» **Stated problem**:
Leave every picture out and write out the records below exactly.

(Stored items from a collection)
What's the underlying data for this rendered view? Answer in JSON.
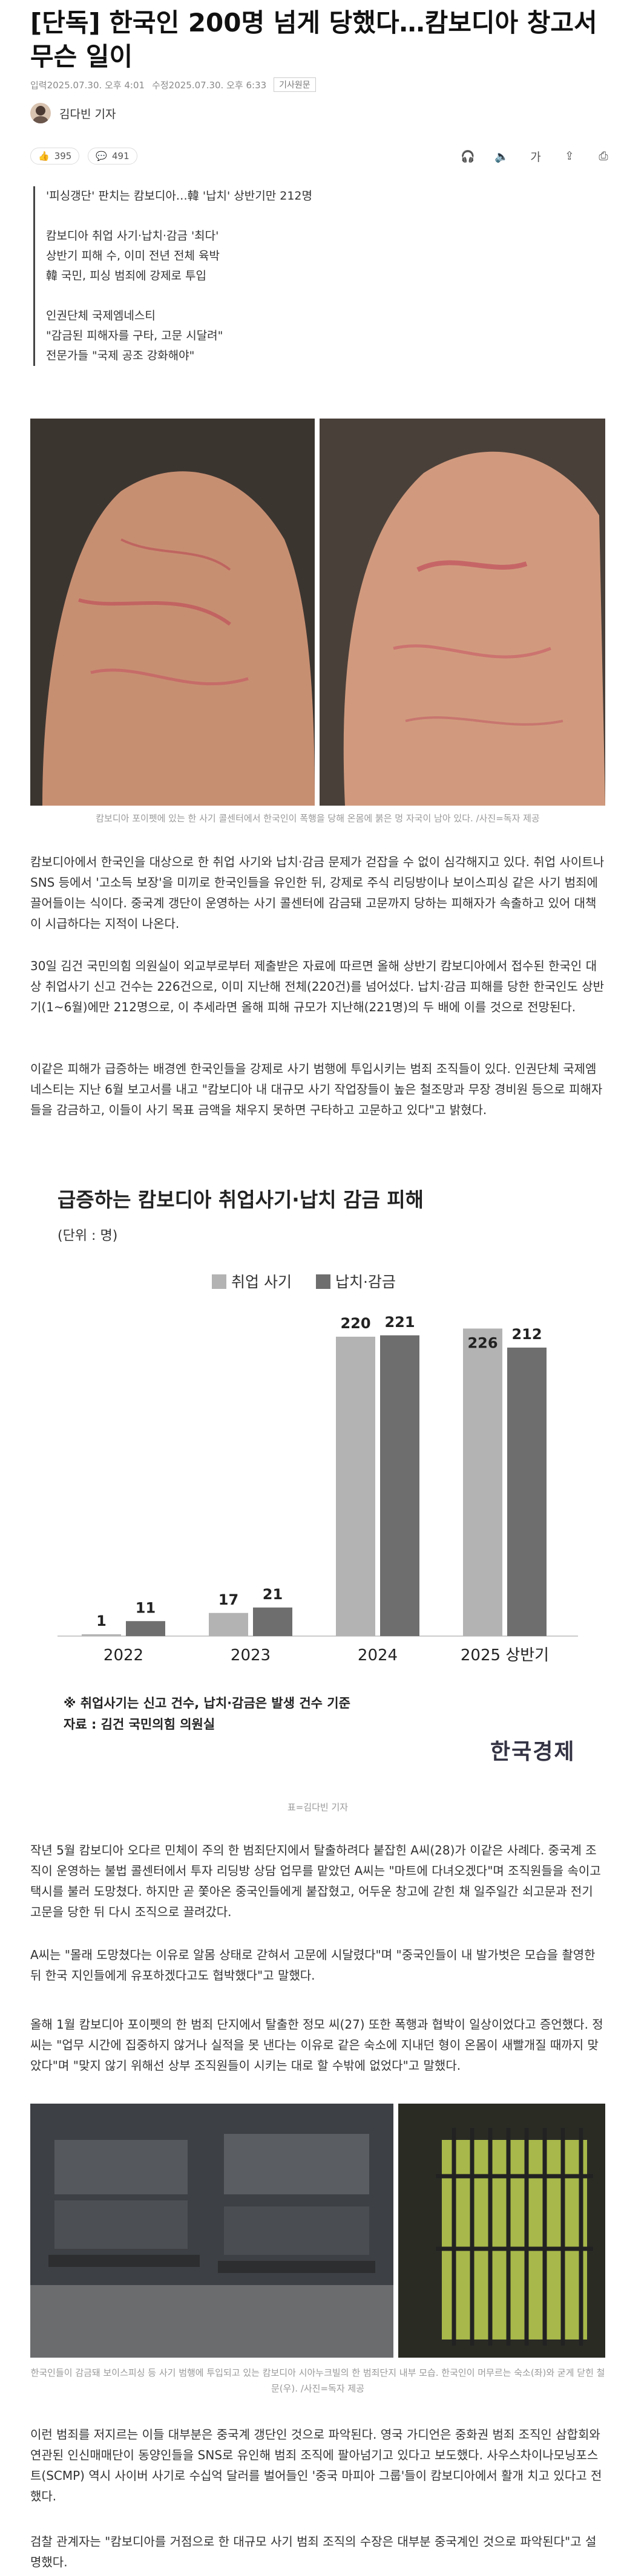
{
  "article": {
    "title": "[단독] 한국인 200명 넘게 당했다…캄보디아 창고서 무슨 일이",
    "input_time": "입력2025.07.30. 오후 4:01",
    "edit_time": "수정2025.07.30. 오후 6:33",
    "source_tag": "기사원문",
    "author": "김다빈 기자",
    "reactions": "395",
    "comments": "491"
  },
  "summary": [
    "'피싱갱단' 판치는 캄보디아…韓 '납치' 상반기만 212명",
    "",
    "캄보디아 취업 사기·납치·감금 '최다'",
    "상반기 피해 수, 이미 전년 전체 육박",
    "韓 국민, 피싱 범죄에 강제로 투입",
    "",
    "인권단체 국제엠네스티",
    "\"감금된 피해자를 구타, 고문 시달려\"",
    "전문가들 \"국제 공조 강화해야\""
  ],
  "photo1_caption": "캄보디아 포이펫에 있는 한 사기 콜센터에서 한국인이 폭행을 당해 온몸에 붉은 멍 자국이 남아 있다. /사진=독자 제공",
  "paragraphs": [
    "캄보디아에서 한국인을 대상으로 한 취업 사기와 납치·감금 문제가 걷잡을 수 없이 심각해지고 있다. 취업 사이트나 SNS 등에서 '고소득 보장'을 미끼로 한국인들을 유인한 뒤, 강제로 주식 리딩방이나 보이스피싱 같은 사기 범죄에 끌어들이는 식이다. 중국계 갱단이 운영하는 사기 콜센터에 감금돼 고문까지 당하는 피해자가 속출하고 있어 대책이 시급하다는 지적이 나온다.",
    "30일 김건 국민의힘 의원실이 외교부로부터 제출받은 자료에 따르면 올해 상반기 캄보디아에서 접수된 한국인 대상 취업사기 신고 건수는 226건으로, 이미 지난해 전체(220건)를 넘어섰다. 납치·감금 피해를 당한 한국인도 상반기(1~6월)에만 212명으로, 이 추세라면 올해 피해 규모가 지난해(221명)의 두 배에 이를 것으로 전망된다.",
    "이같은 피해가 급증하는 배경엔 한국인들을 강제로 사기 범행에 투입시키는 범죄 조직들이 있다. 인권단체 국제엠네스티는 지난 6월 보고서를 내고 \"캄보디아 내 대규모 사기 작업장들이 높은 철조망과 무장 경비원 등으로 피해자들을 감금하고, 이들이 사기 목표 금액을 채우지 못하면 구타하고 고문하고 있다\"고 밝혔다.",
    "작년 5월 캄보디아 오다르 민체이 주의 한 범죄단지에서 탈출하려다 붙잡힌 A씨(28)가 이같은 사례다. 중국계 조직이 운영하는 불법 콜센터에서 투자 리딩방 상담 업무를 맡았던 A씨는 \"마트에 다녀오겠다\"며 조직원들을 속이고 택시를 불러 도망쳤다. 하지만 곧 쫓아온 중국인들에게 붙잡혔고, 어두운 창고에 갇힌 채 일주일간 쇠고문과 전기 고문을 당한 뒤 다시 조직으로 끌려갔다.",
    "A씨는 \"몰래 도망쳤다는 이유로 알몸 상태로 갇혀서 고문에 시달렸다\"며 \"중국인들이 내 발가벗은 모습을 촬영한 뒤 한국 지인들에게 유포하겠다고도 협박했다\"고 말했다.",
    "올해 1월 캄보디아 포이펫의 한 범죄 단지에서 탈출한 정모 씨(27) 또한 폭행과 협박이 일상이었다고 증언했다. 정 씨는 \"업무 시간에 집중하지 않거나 실적을 못 낸다는 이유로 같은 숙소에 지내던 형이 온몸이 새빨개질 때까지 맞았다\"며 \"맞지 않기 위해선 상부 조직원들이 시키는 대로 할 수밖에 없었다\"고 말했다.",
    "이런 범죄를 저지르는 이들 대부분은 중국계 갱단인 것으로 파악된다. 영국 가디언은 중화권 범죄 조직인 삼합회와 연관된 인신매매단이 동양인들을 SNS로 유인해 범죄 조직에 팔아넘기고 있다고 보도했다. 사우스차이나모닝포스트(SCMP) 역시 사이버 사기로 수십억 달러를 벌어들인 '중국 마피아 그룹'들이 캄보디아에서 활개 치고 있다고 전했다.",
    "검찰 관계자는 \"캄보디아를 거점으로 한 대규모 사기 범죄 조직의 수장은 대부분 중국계인 것으로 파악된다\"고 설명했다."
  ],
  "chart_card": {
    "title": "급증하는 캄보디아 취업사기·납치 감금 피해",
    "unit": "(단위 : 명)",
    "note": "※ 취업사기는 신고 건수, 납치·감금은 발생 건수 기준",
    "source": "자료 : 김건 국민의힘 의원실",
    "logo": "한국경제",
    "credit": "표=김다빈 기자"
  },
  "chart_data": {
    "type": "bar",
    "categories": [
      "2022",
      "2023",
      "2024",
      "2025 상반기"
    ],
    "series": [
      {
        "name": "취업 사기",
        "values": [
          1,
          17,
          220,
          226
        ],
        "color": "#b3b3b3"
      },
      {
        "name": "납치·감금",
        "values": [
          11,
          21,
          221,
          212
        ],
        "color": "#6e6e6e"
      }
    ],
    "ylim": [
      0,
      240
    ],
    "grid": false,
    "legend": "top-center"
  },
  "photo2_caption": "한국인들이 감금돼 보이스피싱 등 사기 범행에 투입되고 있는 캄보디아 시아누크빌의 한 범죄단지 내부 모습. 한국인이 머무르는 숙소(좌)와 굳게 닫힌 철문(우). /사진=독자 제공"
}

» **Written response**:
What's the underlying data for this rendered view? Answer in JSON.
{
  "article": {
    "title": "[단독] 한국인 200명 넘게 당했다…캄보디아 창고서 무슨 일이",
    "input_time": "입력2025.07.30. 오후 4:01",
    "edit_time": "수정2025.07.30. 오후 6:33",
    "source_tag": "기사원문",
    "author": "김다빈 기자",
    "reactions": "395",
    "comments": "491"
  },
  "summary": [
    "'피싱갱단' 판치는 캄보디아…韓 '납치' 상반기만 212명",
    "",
    "캄보디아 취업 사기·납치·감금 '최다'",
    "상반기 피해 수, 이미 전년 전체 육박",
    "韓 국민, 피싱 범죄에 강제로 투입",
    "",
    "인권단체 국제엠네스티",
    "\"감금된 피해자를 구타, 고문 시달려\"",
    "전문가들 \"국제 공조 강화해야\""
  ],
  "photo1_caption": "캄보디아 포이펫에 있는 한 사기 콜센터에서 한국인이 폭행을 당해 온몸에 붉은 멍 자국이 남아 있다. /사진=독자 제공",
  "paragraphs": [
    "캄보디아에서 한국인을 대상으로 한 취업 사기와 납치·감금 문제가 걷잡을 수 없이 심각해지고 있다. 취업 사이트나 SNS 등에서 '고소득 보장'을 미끼로 한국인들을 유인한 뒤, 강제로 주식 리딩방이나 보이스피싱 같은 사기 범죄에 끌어들이는 식이다. 중국계 갱단이 운영하는 사기 콜센터에 감금돼 고문까지 당하는 피해자가 속출하고 있어 대책이 시급하다는 지적이 나온다.",
    "30일 김건 국민의힘 의원실이 외교부로부터 제출받은 자료에 따르면 올해 상반기 캄보디아에서 접수된 한국인 대상 취업사기 신고 건수는 226건으로, 이미 지난해 전체(220건)를 넘어섰다. 납치·감금 피해를 당한 한국인도 상반기(1~6월)에만 212명으로, 이 추세라면 올해 피해 규모가 지난해(221명)의 두 배에 이를 것으로 전망된다.",
    "이같은 피해가 급증하는 배경엔 한국인들을 강제로 사기 범행에 투입시키는 범죄 조직들이 있다. 인권단체 국제엠네스티는 지난 6월 보고서를 내고 \"캄보디아 내 대규모 사기 작업장들이 높은 철조망과 무장 경비원 등으로 피해자들을 감금하고, 이들이 사기 목표 금액을 채우지 못하면 구타하고 고문하고 있다\"고 밝혔다.",
    "작년 5월 캄보디아 오다르 민체이 주의 한 범죄단지에서 탈출하려다 붙잡힌 A씨(28)가 이같은 사례다. 중국계 조직이 운영하는 불법 콜센터에서 투자 리딩방 상담 업무를 맡았던 A씨는 \"마트에 다녀오겠다\"며 조직원들을 속이고 택시를 불러 도망쳤다. 하지만 곧 쫓아온 중국인들에게 붙잡혔고, 어두운 창고에 갇힌 채 일주일간 쇠고문과 전기 고문을 당한 뒤 다시 조직으로 끌려갔다.",
    "A씨는 \"몰래 도망쳤다는 이유로 알몸 상태로 갇혀서 고문에 시달렸다\"며 \"중국인들이 내 발가벗은 모습을 촬영한 뒤 한국 지인들에게 유포하겠다고도 협박했다\"고 말했다.",
    "올해 1월 캄보디아 포이펫의 한 범죄 단지에서 탈출한 정모 씨(27) 또한 폭행과 협박이 일상이었다고 증언했다. 정 씨는 \"업무 시간에 집중하지 않거나 실적을 못 낸다는 이유로 같은 숙소에 지내던 형이 온몸이 새빨개질 때까지 맞았다\"며 \"맞지 않기 위해선 상부 조직원들이 시키는 대로 할 수밖에 없었다\"고 말했다.",
    "이런 범죄를 저지르는 이들 대부분은 중국계 갱단인 것으로 파악된다. 영국 가디언은 중화권 범죄 조직인 삼합회와 연관된 인신매매단이 동양인들을 SNS로 유인해 범죄 조직에 팔아넘기고 있다고 보도했다. 사우스차이나모닝포스트(SCMP) 역시 사이버 사기로 수십억 달러를 벌어들인 '중국 마피아 그룹'들이 캄보디아에서 활개 치고 있다고 전했다.",
    "검찰 관계자는 \"캄보디아를 거점으로 한 대규모 사기 범죄 조직의 수장은 대부분 중국계인 것으로 파악된다\"고 설명했다."
  ],
  "chart_card": {
    "title": "급증하는 캄보디아 취업사기·납치 감금 피해",
    "unit": "(단위 : 명)",
    "note": "※ 취업사기는 신고 건수, 납치·감금은 발생 건수 기준",
    "source": "자료 : 김건 국민의힘 의원실",
    "logo": "한국경제",
    "credit": "표=김다빈 기자"
  },
  "chart_data": {
    "type": "bar",
    "categories": [
      "2022",
      "2023",
      "2024",
      "2025 상반기"
    ],
    "series": [
      {
        "name": "취업 사기",
        "values": [
          1,
          17,
          220,
          226
        ],
        "color": "#b3b3b3"
      },
      {
        "name": "납치·감금",
        "values": [
          11,
          21,
          221,
          212
        ],
        "color": "#6e6e6e"
      }
    ],
    "ylim": [
      0,
      240
    ],
    "grid": false,
    "legend": "top-center"
  },
  "photo2_caption": "한국인들이 감금돼 보이스피싱 등 사기 범행에 투입되고 있는 캄보디아 시아누크빌의 한 범죄단지 내부 모습. 한국인이 머무르는 숙소(좌)와 굳게 닫힌 철문(우). /사진=독자 제공"
}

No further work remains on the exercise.